* [Listed records]:
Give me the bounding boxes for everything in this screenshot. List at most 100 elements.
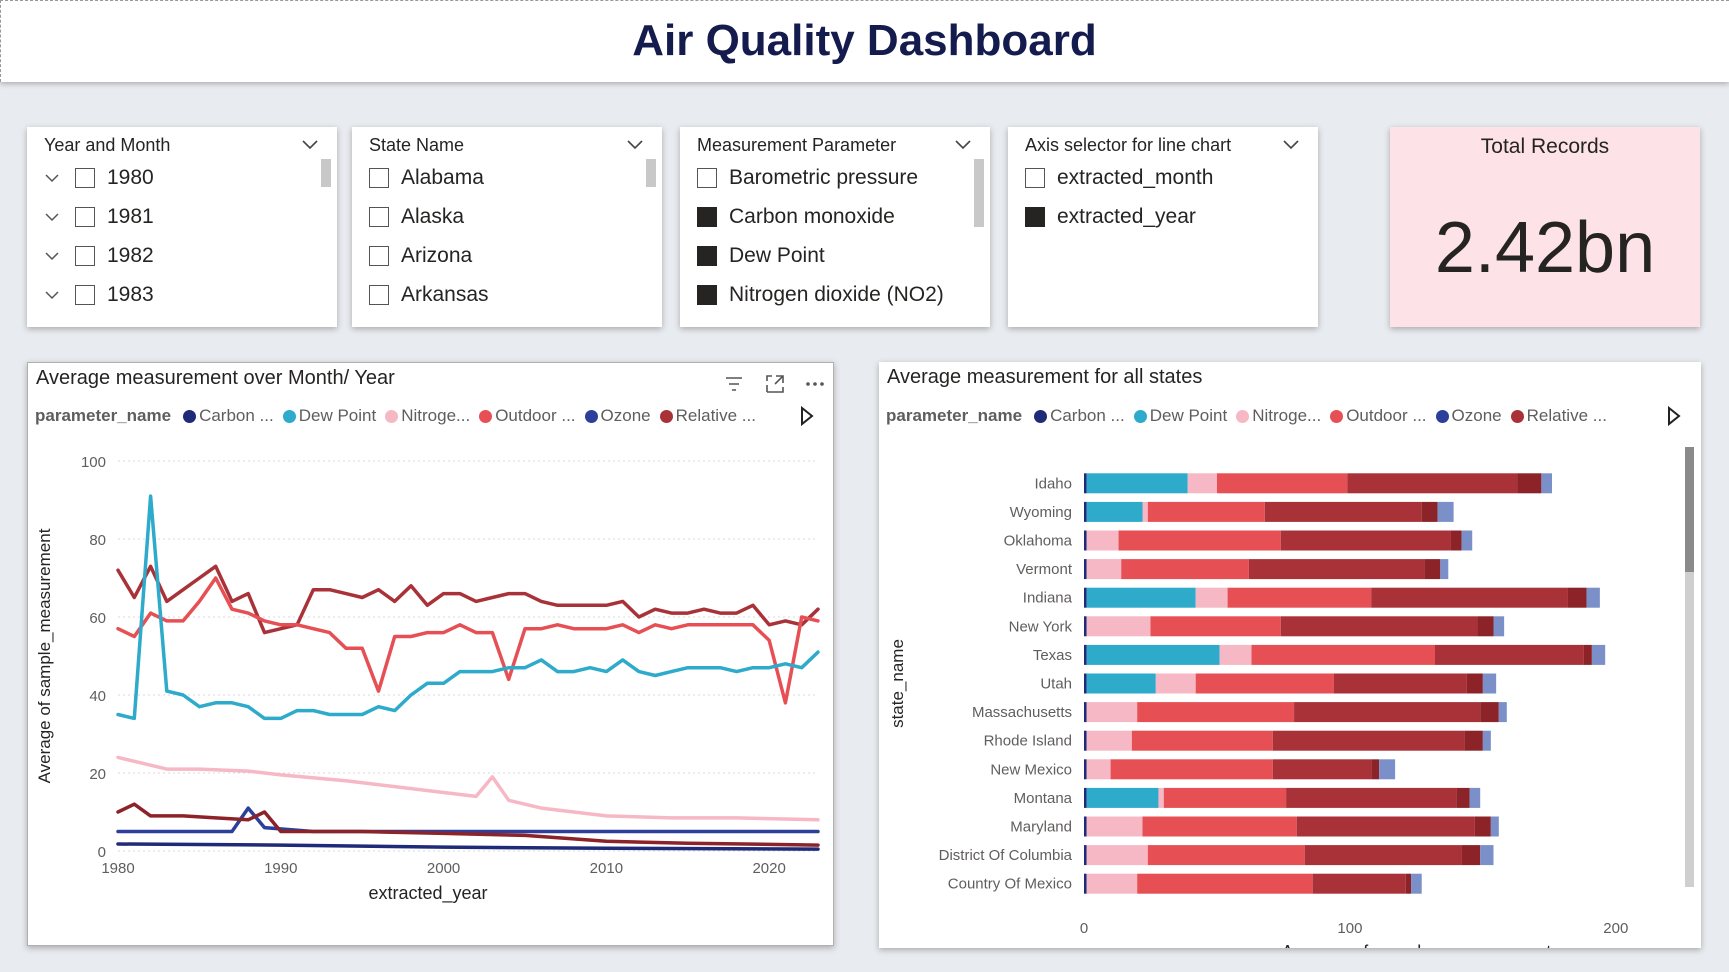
bar-segment[interactable] <box>1583 644 1592 665</box>
checkbox[interactable] <box>369 168 389 188</box>
bar-segment[interactable] <box>1086 616 1151 637</box>
bar-segment[interactable] <box>1084 559 1087 580</box>
slicer-item-1981[interactable]: 1981 <box>45 200 154 234</box>
filter-icon[interactable] <box>723 373 745 395</box>
checkbox-checked[interactable] <box>1025 207 1045 227</box>
slicer-item-alabama[interactable]: Alabama <box>369 161 484 195</box>
bar-segment[interactable] <box>1086 473 1188 494</box>
bar-segment[interactable] <box>1219 644 1252 665</box>
slicer-item-alaska[interactable]: Alaska <box>369 200 464 234</box>
bar-segment[interactable] <box>1110 759 1273 780</box>
scrollbar[interactable] <box>646 159 656 187</box>
chevron-down-icon[interactable] <box>624 133 646 155</box>
bar-segment[interactable] <box>1086 644 1220 665</box>
bar-segment[interactable] <box>1482 673 1497 694</box>
slicer-item-arkansas[interactable]: Arkansas <box>369 278 489 312</box>
expand-chevron-icon[interactable] <box>45 173 59 183</box>
bar-segment[interactable] <box>1482 730 1491 751</box>
bar-segment[interactable] <box>1272 759 1372 780</box>
bar-segment[interactable] <box>1591 644 1606 665</box>
bar-segment[interactable] <box>1084 644 1087 665</box>
bar-segment[interactable] <box>1086 845 1148 866</box>
bar-segment[interactable] <box>1084 501 1087 522</box>
legend-item[interactable]: Relative ... <box>659 406 756 426</box>
bar-segment[interactable] <box>1084 473 1087 494</box>
series-line[interactable] <box>116 802 820 847</box>
bar-segment[interactable] <box>1084 845 1087 866</box>
bar-segment[interactable] <box>1541 473 1552 494</box>
bar-segment[interactable] <box>1142 816 1297 837</box>
chevron-down-icon[interactable] <box>1280 133 1302 155</box>
bar-segment[interactable] <box>1086 873 1138 894</box>
bar-segment[interactable] <box>1084 530 1087 551</box>
checkbox[interactable] <box>369 246 389 266</box>
slicer-item-arizona[interactable]: Arizona <box>369 239 472 273</box>
bar-segment[interactable] <box>1086 587 1196 608</box>
bar-chart-panel[interactable]: Average measurement for all states param… <box>879 362 1701 948</box>
bar-segment[interactable] <box>1461 530 1473 551</box>
scrollbar-thumb[interactable] <box>1685 447 1694 572</box>
checkbox[interactable] <box>697 168 717 188</box>
line-chart-panel[interactable]: Average measurement over Month/ Year par… <box>27 362 834 946</box>
bar-segment[interactable] <box>1498 702 1507 723</box>
bar-segment[interactable] <box>1437 501 1454 522</box>
legend-item[interactable]: Outdoor ... <box>1330 406 1427 426</box>
checkbox[interactable] <box>369 285 389 305</box>
legend-item[interactable]: Ozone <box>1435 406 1502 426</box>
bar-segment[interactable] <box>1411 873 1422 894</box>
bar-segment[interactable] <box>1286 787 1457 808</box>
series-line[interactable] <box>116 494 820 721</box>
bar-segment[interactable] <box>1086 730 1132 751</box>
legend-item[interactable]: Outdoor ... <box>479 406 576 426</box>
bar-segment[interactable] <box>1086 673 1156 694</box>
scrollbar[interactable] <box>974 159 984 227</box>
bar-segment[interactable] <box>1312 873 1406 894</box>
checkbox[interactable] <box>75 285 95 305</box>
slicer-axis-selector[interactable]: Axis selector for line chart extracted_m… <box>1008 127 1318 327</box>
bar-segment[interactable] <box>1251 644 1435 665</box>
slicer-item-barometric-pressure[interactable]: Barometric pressure <box>697 161 918 195</box>
bar-segment[interactable] <box>1371 587 1568 608</box>
bar-segment[interactable] <box>1586 587 1600 608</box>
bar-segment[interactable] <box>1567 587 1587 608</box>
slicer-item-carbon-monoxide[interactable]: Carbon monoxide <box>697 200 895 234</box>
bar-segment[interactable] <box>1155 673 1196 694</box>
bar-segment[interactable] <box>1086 759 1111 780</box>
bar-segment[interactable] <box>1450 530 1462 551</box>
series-line[interactable] <box>116 806 820 834</box>
checkbox[interactable] <box>369 207 389 227</box>
checkbox-checked[interactable] <box>697 285 717 305</box>
bar-segment[interactable] <box>1121 559 1249 580</box>
slicer-year-month[interactable]: Year and Month 1980 1981 1982 1983 <box>27 127 337 327</box>
legend-item[interactable]: Relative ... <box>1510 406 1607 426</box>
bar-segment[interactable] <box>1142 501 1148 522</box>
bar-segment[interactable] <box>1137 873 1313 894</box>
checkbox[interactable] <box>75 246 95 266</box>
legend-item[interactable]: Carbon ... <box>183 406 274 426</box>
bar-segment[interactable] <box>1084 673 1087 694</box>
bar-segment[interactable] <box>1147 501 1265 522</box>
slicer-item-1980[interactable]: 1980 <box>45 161 154 195</box>
bar-segment[interactable] <box>1163 787 1287 808</box>
slicer-item-nitrogen-dioxide[interactable]: Nitrogen dioxide (NO2) <box>697 278 944 312</box>
slicer-measurement-parameter[interactable]: Measurement Parameter Barometric pressur… <box>680 127 990 327</box>
bar-segment[interactable] <box>1084 759 1087 780</box>
bar-segment[interactable] <box>1084 787 1087 808</box>
bar-segment[interactable] <box>1216 473 1348 494</box>
bar-segment[interactable] <box>1084 702 1087 723</box>
bar-segment[interactable] <box>1086 816 1143 837</box>
bar-segment[interactable] <box>1084 587 1087 608</box>
bar-segment[interactable] <box>1086 559 1122 580</box>
legend-item[interactable]: Nitroge... <box>1236 406 1321 426</box>
bar-segment[interactable] <box>1086 787 1159 808</box>
bar-segment[interactable] <box>1147 845 1305 866</box>
bar-segment[interactable] <box>1294 702 1481 723</box>
bar-segment[interactable] <box>1480 702 1499 723</box>
checkbox[interactable] <box>1025 168 1045 188</box>
bar-segment[interactable] <box>1084 873 1087 894</box>
bar-segment[interactable] <box>1280 616 1478 637</box>
bar-segment[interactable] <box>1084 616 1087 637</box>
bar-segment[interactable] <box>1461 845 1481 866</box>
bar-segment[interactable] <box>1086 501 1143 522</box>
bar-segment[interactable] <box>1371 759 1380 780</box>
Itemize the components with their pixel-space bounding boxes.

* [Task prompt]: Locate every line in the material above that contains the word "Outdoor", and copy each of those lines.

* [Output below]:
legend-item[interactable]: Outdoor ... <box>1330 406 1427 426</box>
legend-item[interactable]: Outdoor ... <box>479 406 576 426</box>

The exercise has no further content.